**Data shown**

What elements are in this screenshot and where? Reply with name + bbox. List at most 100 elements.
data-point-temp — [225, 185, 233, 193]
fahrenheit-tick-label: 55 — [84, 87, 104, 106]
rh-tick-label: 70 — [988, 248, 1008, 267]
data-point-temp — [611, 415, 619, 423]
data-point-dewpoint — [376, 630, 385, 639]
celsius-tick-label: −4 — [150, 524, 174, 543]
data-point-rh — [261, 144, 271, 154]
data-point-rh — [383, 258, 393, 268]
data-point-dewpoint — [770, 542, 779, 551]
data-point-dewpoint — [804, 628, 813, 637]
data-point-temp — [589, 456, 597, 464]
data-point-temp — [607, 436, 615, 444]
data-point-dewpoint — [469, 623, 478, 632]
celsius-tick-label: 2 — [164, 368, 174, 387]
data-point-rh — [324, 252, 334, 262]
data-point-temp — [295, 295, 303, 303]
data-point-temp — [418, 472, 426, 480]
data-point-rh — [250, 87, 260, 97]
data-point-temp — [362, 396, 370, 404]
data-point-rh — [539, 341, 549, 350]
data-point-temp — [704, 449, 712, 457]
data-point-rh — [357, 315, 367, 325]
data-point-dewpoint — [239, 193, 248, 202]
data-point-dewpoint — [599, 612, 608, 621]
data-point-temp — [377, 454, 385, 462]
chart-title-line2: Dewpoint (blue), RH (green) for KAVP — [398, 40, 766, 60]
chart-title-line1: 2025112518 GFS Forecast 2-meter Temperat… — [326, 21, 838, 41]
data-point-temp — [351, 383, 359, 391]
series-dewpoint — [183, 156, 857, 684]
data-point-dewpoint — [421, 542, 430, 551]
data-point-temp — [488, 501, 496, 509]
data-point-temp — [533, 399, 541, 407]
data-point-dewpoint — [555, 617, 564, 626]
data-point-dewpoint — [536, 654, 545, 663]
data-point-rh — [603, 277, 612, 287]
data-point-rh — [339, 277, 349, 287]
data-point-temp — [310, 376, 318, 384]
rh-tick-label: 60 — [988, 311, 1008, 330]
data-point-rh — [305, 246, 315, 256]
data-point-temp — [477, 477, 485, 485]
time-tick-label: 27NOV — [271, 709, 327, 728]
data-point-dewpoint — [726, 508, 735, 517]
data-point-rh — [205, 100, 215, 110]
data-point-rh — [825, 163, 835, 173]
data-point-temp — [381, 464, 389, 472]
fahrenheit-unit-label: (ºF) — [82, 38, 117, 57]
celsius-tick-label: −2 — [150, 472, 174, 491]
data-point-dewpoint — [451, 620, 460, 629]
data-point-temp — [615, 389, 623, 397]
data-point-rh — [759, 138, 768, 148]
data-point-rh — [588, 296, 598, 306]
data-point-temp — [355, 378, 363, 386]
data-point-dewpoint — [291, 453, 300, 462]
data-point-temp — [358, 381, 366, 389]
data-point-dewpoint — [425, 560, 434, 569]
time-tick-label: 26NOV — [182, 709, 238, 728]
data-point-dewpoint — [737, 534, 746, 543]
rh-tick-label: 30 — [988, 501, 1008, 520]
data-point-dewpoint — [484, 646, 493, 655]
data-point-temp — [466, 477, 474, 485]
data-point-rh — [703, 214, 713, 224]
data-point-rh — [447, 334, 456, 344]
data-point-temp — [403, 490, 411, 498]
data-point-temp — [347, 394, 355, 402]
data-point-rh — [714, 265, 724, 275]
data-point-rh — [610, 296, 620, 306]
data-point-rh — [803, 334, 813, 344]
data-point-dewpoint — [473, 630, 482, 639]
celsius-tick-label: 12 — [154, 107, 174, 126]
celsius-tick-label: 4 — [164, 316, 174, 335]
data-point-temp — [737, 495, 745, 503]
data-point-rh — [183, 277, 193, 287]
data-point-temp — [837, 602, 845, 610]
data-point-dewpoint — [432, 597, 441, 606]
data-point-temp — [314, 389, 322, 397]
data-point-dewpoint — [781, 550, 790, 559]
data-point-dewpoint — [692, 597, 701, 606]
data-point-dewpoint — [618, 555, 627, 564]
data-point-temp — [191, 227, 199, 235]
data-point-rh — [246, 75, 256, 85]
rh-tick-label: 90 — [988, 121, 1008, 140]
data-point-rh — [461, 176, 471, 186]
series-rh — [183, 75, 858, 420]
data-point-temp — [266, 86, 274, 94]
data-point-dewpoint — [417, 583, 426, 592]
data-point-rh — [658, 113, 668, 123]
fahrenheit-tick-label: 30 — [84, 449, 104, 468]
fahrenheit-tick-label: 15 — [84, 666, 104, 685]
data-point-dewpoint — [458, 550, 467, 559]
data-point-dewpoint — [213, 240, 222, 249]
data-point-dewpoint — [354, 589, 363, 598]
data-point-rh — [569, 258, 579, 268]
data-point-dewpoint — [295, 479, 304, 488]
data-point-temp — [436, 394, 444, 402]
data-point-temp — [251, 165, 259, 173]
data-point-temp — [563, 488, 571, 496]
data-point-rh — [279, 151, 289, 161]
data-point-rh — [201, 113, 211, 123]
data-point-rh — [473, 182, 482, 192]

**Exercise details**
Copy the entries above again, swapping every occurrence of "data-point-dewpoint" for "data-point-dew" and keeping everything else the same.

**Output for this exercise**
What elements are in this screenshot and where? Reply with name + bbox. List at most 100 elements.
data-point-temp — [225, 185, 233, 193]
fahrenheit-tick-label: 55 — [84, 87, 104, 106]
rh-tick-label: 70 — [988, 248, 1008, 267]
data-point-temp — [611, 415, 619, 423]
data-point-dew — [376, 630, 385, 639]
celsius-tick-label: −4 — [150, 524, 174, 543]
data-point-rh — [261, 144, 271, 154]
data-point-rh — [383, 258, 393, 268]
data-point-dew — [770, 542, 779, 551]
data-point-dew — [804, 628, 813, 637]
data-point-temp — [589, 456, 597, 464]
data-point-temp — [607, 436, 615, 444]
data-point-dew — [469, 623, 478, 632]
celsius-tick-label: 2 — [164, 368, 174, 387]
data-point-rh — [324, 252, 334, 262]
data-point-temp — [295, 295, 303, 303]
data-point-temp — [418, 472, 426, 480]
data-point-rh — [250, 87, 260, 97]
data-point-temp — [362, 396, 370, 404]
data-point-rh — [539, 341, 549, 350]
data-point-temp — [704, 449, 712, 457]
data-point-rh — [357, 315, 367, 325]
data-point-dew — [239, 193, 248, 202]
data-point-dew — [599, 612, 608, 621]
data-point-temp — [377, 454, 385, 462]
chart-title-line2: Dewpoint (blue), RH (green) for KAVP — [398, 40, 766, 60]
chart-title-line1: 2025112518 GFS Forecast 2-meter Temperat… — [326, 21, 838, 41]
data-point-temp — [351, 383, 359, 391]
series-dewpoint — [183, 156, 857, 684]
data-point-dew — [421, 542, 430, 551]
data-point-temp — [488, 501, 496, 509]
data-point-temp — [533, 399, 541, 407]
data-point-dew — [555, 617, 564, 626]
data-point-dew — [536, 654, 545, 663]
data-point-rh — [603, 277, 612, 287]
data-point-rh — [339, 277, 349, 287]
data-point-temp — [310, 376, 318, 384]
rh-tick-label: 60 — [988, 311, 1008, 330]
data-point-rh — [305, 246, 315, 256]
data-point-temp — [477, 477, 485, 485]
time-tick-label: 27NOV — [271, 709, 327, 728]
data-point-dew — [726, 508, 735, 517]
data-point-rh — [205, 100, 215, 110]
data-point-rh — [825, 163, 835, 173]
data-point-temp — [381, 464, 389, 472]
fahrenheit-unit-label: (ºF) — [82, 38, 117, 57]
celsius-tick-label: −2 — [150, 472, 174, 491]
data-point-dew — [451, 620, 460, 629]
data-point-temp — [615, 389, 623, 397]
data-point-rh — [759, 138, 768, 148]
data-point-rh — [588, 296, 598, 306]
data-point-temp — [355, 378, 363, 386]
data-point-dew — [291, 453, 300, 462]
data-point-temp — [358, 381, 366, 389]
data-point-dew — [425, 560, 434, 569]
time-tick-label: 26NOV — [182, 709, 238, 728]
data-point-dew — [737, 534, 746, 543]
rh-tick-label: 30 — [988, 501, 1008, 520]
data-point-dew — [484, 646, 493, 655]
data-point-temp — [466, 477, 474, 485]
data-point-rh — [703, 214, 713, 224]
data-point-rh — [447, 334, 456, 344]
data-point-temp — [403, 490, 411, 498]
data-point-temp — [347, 394, 355, 402]
data-point-rh — [714, 265, 724, 275]
data-point-rh — [610, 296, 620, 306]
data-point-rh — [803, 334, 813, 344]
data-point-dew — [473, 630, 482, 639]
celsius-tick-label: 12 — [154, 107, 174, 126]
celsius-tick-label: 4 — [164, 316, 174, 335]
data-point-temp — [737, 495, 745, 503]
data-point-rh — [183, 277, 193, 287]
data-point-temp — [837, 602, 845, 610]
data-point-dew — [432, 597, 441, 606]
data-point-temp — [314, 389, 322, 397]
data-point-dew — [781, 550, 790, 559]
data-point-dew — [692, 597, 701, 606]
data-point-dew — [618, 555, 627, 564]
data-point-temp — [191, 227, 199, 235]
data-point-rh — [246, 75, 256, 85]
rh-tick-label: 90 — [988, 121, 1008, 140]
data-point-rh — [461, 176, 471, 186]
series-rh — [183, 75, 858, 420]
data-point-temp — [266, 86, 274, 94]
data-point-dew — [417, 583, 426, 592]
data-point-rh — [658, 113, 668, 123]
fahrenheit-tick-label: 30 — [84, 449, 104, 468]
fahrenheit-tick-label: 15 — [84, 666, 104, 685]
data-point-dew — [458, 550, 467, 559]
data-point-dew — [213, 240, 222, 249]
data-point-dew — [354, 589, 363, 598]
data-point-rh — [569, 258, 579, 268]
data-point-dew — [295, 479, 304, 488]
data-point-temp — [436, 394, 444, 402]
data-point-temp — [251, 165, 259, 173]
data-point-temp — [563, 488, 571, 496]
data-point-rh — [279, 151, 289, 161]
data-point-rh — [201, 113, 211, 123]
data-point-rh — [473, 182, 482, 192]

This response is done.